• _Goal of the exercise_: Repeat the material exactly as it appears.

====

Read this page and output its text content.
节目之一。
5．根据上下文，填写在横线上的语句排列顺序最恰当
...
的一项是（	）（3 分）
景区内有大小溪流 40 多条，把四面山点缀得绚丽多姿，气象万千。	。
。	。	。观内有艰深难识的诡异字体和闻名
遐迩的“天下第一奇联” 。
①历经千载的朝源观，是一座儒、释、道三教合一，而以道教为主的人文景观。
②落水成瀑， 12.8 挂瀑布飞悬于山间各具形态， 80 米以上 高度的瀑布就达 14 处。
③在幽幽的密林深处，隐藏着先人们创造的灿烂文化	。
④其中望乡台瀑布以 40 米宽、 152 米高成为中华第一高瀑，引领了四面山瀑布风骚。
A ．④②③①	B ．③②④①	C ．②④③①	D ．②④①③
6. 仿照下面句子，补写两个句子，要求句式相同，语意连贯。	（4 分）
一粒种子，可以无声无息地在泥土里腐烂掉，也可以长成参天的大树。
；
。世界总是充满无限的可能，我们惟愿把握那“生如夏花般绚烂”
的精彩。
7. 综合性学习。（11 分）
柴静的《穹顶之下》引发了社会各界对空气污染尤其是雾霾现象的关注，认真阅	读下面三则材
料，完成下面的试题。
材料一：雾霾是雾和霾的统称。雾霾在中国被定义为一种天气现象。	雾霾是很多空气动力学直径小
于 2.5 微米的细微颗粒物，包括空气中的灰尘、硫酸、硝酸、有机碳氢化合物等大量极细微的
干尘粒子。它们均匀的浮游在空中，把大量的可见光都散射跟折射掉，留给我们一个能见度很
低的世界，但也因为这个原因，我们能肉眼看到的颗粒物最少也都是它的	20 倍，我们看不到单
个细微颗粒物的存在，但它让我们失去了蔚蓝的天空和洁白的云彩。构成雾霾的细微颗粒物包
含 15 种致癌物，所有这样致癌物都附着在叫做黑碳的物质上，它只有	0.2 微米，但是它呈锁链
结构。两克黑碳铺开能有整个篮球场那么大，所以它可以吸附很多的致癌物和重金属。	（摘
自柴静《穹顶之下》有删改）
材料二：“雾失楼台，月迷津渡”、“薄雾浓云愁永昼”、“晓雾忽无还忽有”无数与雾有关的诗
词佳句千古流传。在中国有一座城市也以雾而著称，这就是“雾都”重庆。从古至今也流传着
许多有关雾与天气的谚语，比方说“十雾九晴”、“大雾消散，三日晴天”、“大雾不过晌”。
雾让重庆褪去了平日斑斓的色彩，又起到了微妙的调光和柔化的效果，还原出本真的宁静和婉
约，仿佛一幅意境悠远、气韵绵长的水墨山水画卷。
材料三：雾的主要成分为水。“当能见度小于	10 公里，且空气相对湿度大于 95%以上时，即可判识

====

• _Full solution_:
Read this page and output its text content.
节目之一。
5．根据上下文，填写在横线上的语句排列顺序最恰当
...
的一项是（	）（3 分）
景区内有大小溪流 40 多条，把四面山点缀得绚丽多姿，气象万千。	。
。	。	。观内有艰深难识的诡异字体和闻名
遐迩的“天下第一奇联” 。
①历经千载的朝源观，是一座儒、释、道三教合一，而以道教为主的人文景观。
②落水成瀑， 12.8 挂瀑布飞悬于山间各具形态， 80 米以上 高度的瀑布就达 14 处。
③在幽幽的密林深处，隐藏着先人们创造的灿烂文化	。
④其中望乡台瀑布以 40 米宽、 152 米高成为中华第一高瀑，引领了四面山瀑布风骚。
A ．④②③①	B ．③②④①	C ．②④③①	D ．②④①③
6. 仿照下面句子，补写两个句子，要求句式相同，语意连贯。	（4 分）
一粒种子，可以无声无息地在泥土里腐烂掉，也可以长成参天的大树。
；
。世界总是充满无限的可能，我们惟愿把握那“生如夏花般绚烂”
的精彩。
7. 综合性学习。（11 分）
柴静的《穹顶之下》引发了社会各界对空气污染尤其是雾霾现象的关注，认真阅	读下面三则材
料，完成下面的试题。
材料一：雾霾是雾和霾的统称。雾霾在中国被定义为一种天气现象。	雾霾是很多空气动力学直径小
于 2.5 微米的细微颗粒物，包括空气中的灰尘、硫酸、硝酸、有机碳氢化合物等大量极细微的
干尘粒子。它们均匀的浮游在空中，把大量的可见光都散射跟折射掉，留给我们一个能见度很
低的世界，但也因为这个原因，我们能肉眼看到的颗粒物最少也都是它的	20 倍，我们看不到单
个细微颗粒物的存在，但它让我们失去了蔚蓝的天空和洁白的云彩。构成雾霾的细微颗粒物包
含 15 种致癌物，所有这样致癌物都附着在叫做黑碳的物质上，它只有	0.2 微米，但是它呈锁链
结构。两克黑碳铺开能有整个篮球场那么大，所以它可以吸附很多的致癌物和重金属。	（摘
自柴静《穹顶之下》有删改）
材料二：“雾失楼台，月迷津渡”、“薄雾浓云愁永昼”、“晓雾忽无还忽有”无数与雾有关的诗
词佳句千古流传。在中国有一座城市也以雾而著称，这就是“雾都”重庆。从古至今也流传着
许多有关雾与天气的谚语，比方说“十雾九晴”、“大雾消散，三日晴天”、“大雾不过晌”。
雾让重庆褪去了平日斑斓的色彩，又起到了微妙的调光和柔化的效果，还原出本真的宁静和婉
约，仿佛一幅意境悠远、气韵绵长的水墨山水画卷。
材料三：雾的主要成分为水。“当能见度小于	10 公里，且空气相对湿度大于 95%以上时，即可判识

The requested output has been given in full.